- To do -
Find the lines below that contain the string "وتعالی". Copy each one.

- Information supplied -
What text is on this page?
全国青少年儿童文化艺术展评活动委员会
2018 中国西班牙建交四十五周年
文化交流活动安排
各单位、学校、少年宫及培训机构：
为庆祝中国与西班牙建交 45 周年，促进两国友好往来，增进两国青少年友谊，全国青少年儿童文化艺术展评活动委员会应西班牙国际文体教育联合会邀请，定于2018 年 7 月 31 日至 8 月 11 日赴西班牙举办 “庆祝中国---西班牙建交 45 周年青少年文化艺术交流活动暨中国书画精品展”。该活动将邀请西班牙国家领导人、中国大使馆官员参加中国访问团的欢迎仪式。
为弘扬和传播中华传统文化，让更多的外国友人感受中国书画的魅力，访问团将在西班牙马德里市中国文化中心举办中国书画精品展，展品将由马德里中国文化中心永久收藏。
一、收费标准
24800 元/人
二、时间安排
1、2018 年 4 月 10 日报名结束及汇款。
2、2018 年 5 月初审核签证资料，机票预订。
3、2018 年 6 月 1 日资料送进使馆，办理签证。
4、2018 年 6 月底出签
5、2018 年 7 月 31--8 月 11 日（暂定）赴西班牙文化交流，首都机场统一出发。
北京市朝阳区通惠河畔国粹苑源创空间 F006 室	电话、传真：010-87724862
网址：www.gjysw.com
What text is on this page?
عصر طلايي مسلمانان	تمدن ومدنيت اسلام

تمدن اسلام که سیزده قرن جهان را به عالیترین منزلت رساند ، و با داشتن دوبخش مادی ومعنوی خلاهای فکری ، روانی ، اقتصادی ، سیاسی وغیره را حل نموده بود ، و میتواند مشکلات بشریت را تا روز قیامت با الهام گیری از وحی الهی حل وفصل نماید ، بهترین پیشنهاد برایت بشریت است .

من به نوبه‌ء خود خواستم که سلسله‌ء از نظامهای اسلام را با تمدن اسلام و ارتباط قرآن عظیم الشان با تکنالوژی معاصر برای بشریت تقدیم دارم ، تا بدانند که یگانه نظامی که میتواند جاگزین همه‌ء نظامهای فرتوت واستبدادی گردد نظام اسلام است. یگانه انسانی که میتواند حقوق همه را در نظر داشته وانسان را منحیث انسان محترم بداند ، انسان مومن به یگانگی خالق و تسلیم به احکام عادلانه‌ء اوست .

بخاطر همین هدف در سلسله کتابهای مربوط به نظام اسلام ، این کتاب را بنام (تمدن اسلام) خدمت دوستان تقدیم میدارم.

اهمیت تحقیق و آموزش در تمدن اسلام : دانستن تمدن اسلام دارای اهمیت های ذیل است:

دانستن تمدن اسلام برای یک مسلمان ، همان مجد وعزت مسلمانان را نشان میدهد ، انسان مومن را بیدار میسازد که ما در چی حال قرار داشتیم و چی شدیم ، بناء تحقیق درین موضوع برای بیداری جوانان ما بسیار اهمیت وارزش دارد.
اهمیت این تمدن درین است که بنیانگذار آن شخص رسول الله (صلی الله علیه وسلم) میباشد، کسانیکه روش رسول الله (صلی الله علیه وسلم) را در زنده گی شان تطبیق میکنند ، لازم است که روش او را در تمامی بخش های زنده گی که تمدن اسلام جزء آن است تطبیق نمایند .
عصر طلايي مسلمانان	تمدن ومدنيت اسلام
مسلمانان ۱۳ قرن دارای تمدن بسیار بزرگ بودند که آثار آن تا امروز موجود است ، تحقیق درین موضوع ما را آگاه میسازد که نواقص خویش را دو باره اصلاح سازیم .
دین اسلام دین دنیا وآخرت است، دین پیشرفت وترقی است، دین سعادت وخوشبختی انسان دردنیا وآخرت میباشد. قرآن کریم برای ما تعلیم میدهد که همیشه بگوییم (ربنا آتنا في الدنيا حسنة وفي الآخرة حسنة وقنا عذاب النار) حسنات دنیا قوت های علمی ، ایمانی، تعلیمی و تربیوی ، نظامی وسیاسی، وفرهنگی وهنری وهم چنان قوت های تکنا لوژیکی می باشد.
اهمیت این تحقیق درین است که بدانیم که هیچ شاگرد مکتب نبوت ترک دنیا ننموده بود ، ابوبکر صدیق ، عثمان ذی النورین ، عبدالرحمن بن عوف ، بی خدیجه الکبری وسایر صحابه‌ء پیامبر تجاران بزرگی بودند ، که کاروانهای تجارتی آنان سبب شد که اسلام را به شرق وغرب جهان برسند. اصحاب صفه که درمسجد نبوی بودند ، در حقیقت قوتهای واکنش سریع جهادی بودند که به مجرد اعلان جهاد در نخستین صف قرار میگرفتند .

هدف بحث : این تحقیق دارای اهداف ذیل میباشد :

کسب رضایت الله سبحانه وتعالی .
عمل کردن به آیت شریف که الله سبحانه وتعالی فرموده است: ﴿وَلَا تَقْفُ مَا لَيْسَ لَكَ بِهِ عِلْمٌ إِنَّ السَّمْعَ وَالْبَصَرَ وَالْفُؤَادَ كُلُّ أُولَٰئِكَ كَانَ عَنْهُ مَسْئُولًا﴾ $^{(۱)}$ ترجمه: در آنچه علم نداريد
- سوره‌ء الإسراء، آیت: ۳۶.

- Written answer -
کسب رضایت الله سبحانه وتعالی .
عمل کردن به آیت شریف که الله سبحانه وتعالی فرموده است: ﴿وَلَا تَقْفُ مَا لَيْسَ لَكَ بِهِ عِلْمٌ إِنَّ السَّمْعَ وَالْبَصَرَ وَالْفُؤَادَ كُلُّ أُولَٰئِكَ كَانَ عَنْهُ مَسْئُولًا﴾ $^{(۱)}$ ترجمه: در آنچه علم نداريد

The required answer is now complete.